Start of Given records

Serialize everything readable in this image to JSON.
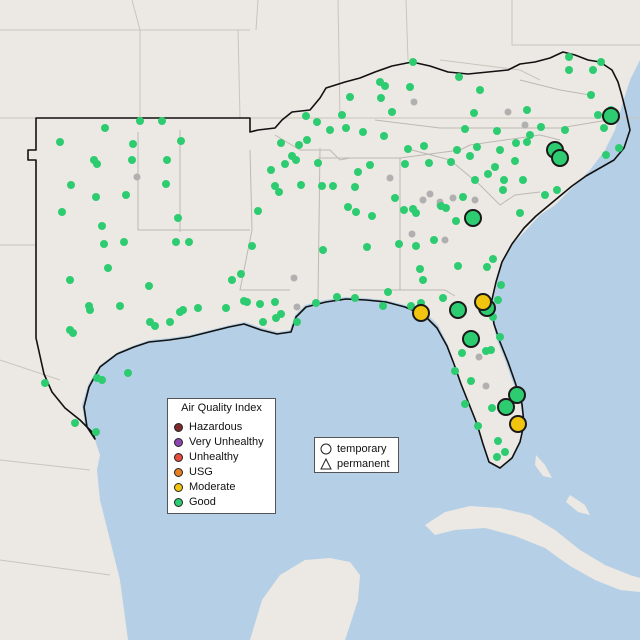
{
  "legend": {
    "title": "Air Quality Index",
    "items": [
      {
        "label": "Hazardous",
        "color": "#7e2a2a"
      },
      {
        "label": "Very Unhealthy",
        "color": "#8e44ad"
      },
      {
        "label": "Unhealthy",
        "color": "#e74c3c"
      },
      {
        "label": "USG",
        "color": "#e67e22"
      },
      {
        "label": "Moderate",
        "color": "#f1c40f"
      },
      {
        "label": "Good",
        "color": "#2ecc71"
      }
    ]
  },
  "monitor_types": {
    "items": [
      {
        "label": "temporary",
        "symbol": "circle"
      },
      {
        "label": "permanent",
        "symbol": "triangle"
      }
    ]
  },
  "colors": {
    "water": "#b5d0e6",
    "land": "#ece8e3",
    "region_border": "#111111",
    "state_lines": "#c9c4be",
    "no_data_monitor": "#b0b0b0"
  }
}
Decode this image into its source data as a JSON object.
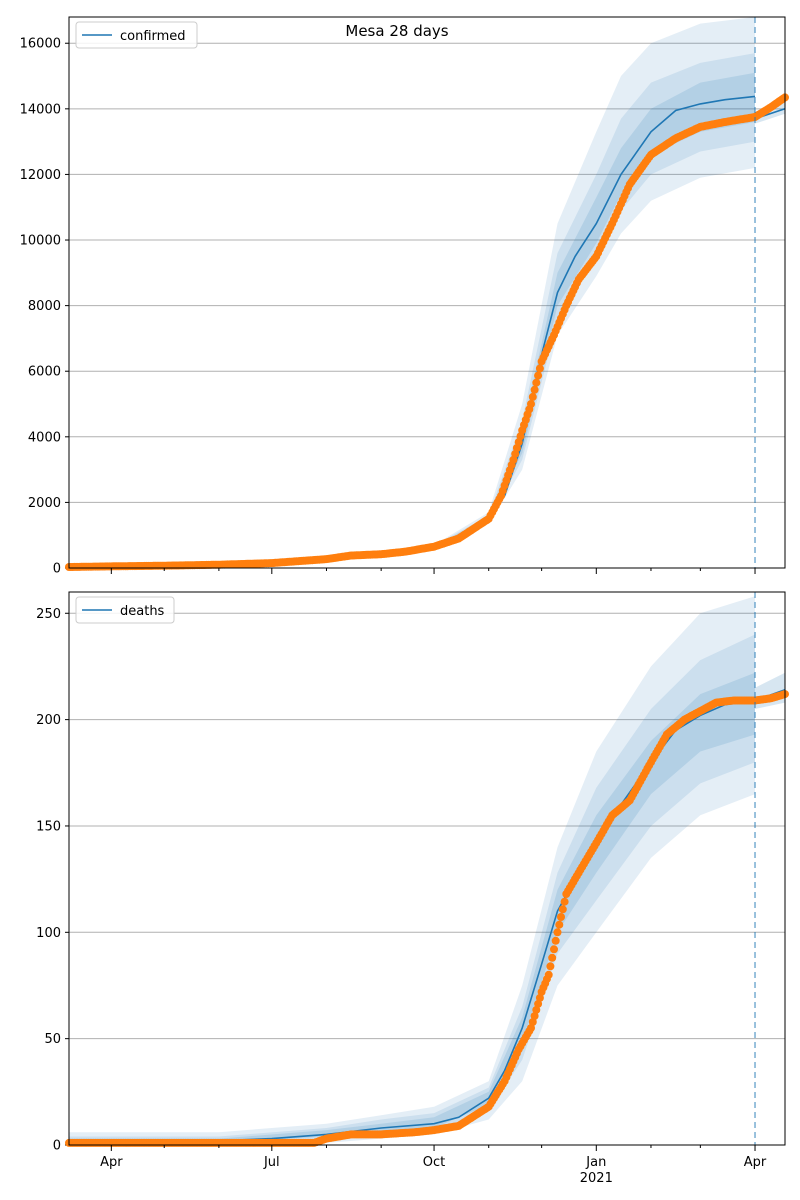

End of Given records

Stated goal: All the lines above are to be reproduced exactly, except the pictures.

Task response:
Serialize everything readable in this image to JSON.
{
  "legend": {
    "title": "Air Quality Index",
    "items": [
      {
        "label": "Hazardous",
        "color": "#7e2a2a"
      },
      {
        "label": "Very Unhealthy",
        "color": "#8e44ad"
      },
      {
        "label": "Unhealthy",
        "color": "#e74c3c"
      },
      {
        "label": "USG",
        "color": "#e67e22"
      },
      {
        "label": "Moderate",
        "color": "#f1c40f"
      },
      {
        "label": "Good",
        "color": "#2ecc71"
      }
    ]
  },
  "monitor_types": {
    "items": [
      {
        "label": "temporary",
        "symbol": "circle"
      },
      {
        "label": "permanent",
        "symbol": "triangle"
      }
    ]
  },
  "colors": {
    "water": "#b5d0e6",
    "land": "#ece8e3",
    "region_border": "#111111",
    "state_lines": "#c9c4be",
    "no_data_monitor": "#b0b0b0"
  }
}
Decode this image into its source data as a JSON object.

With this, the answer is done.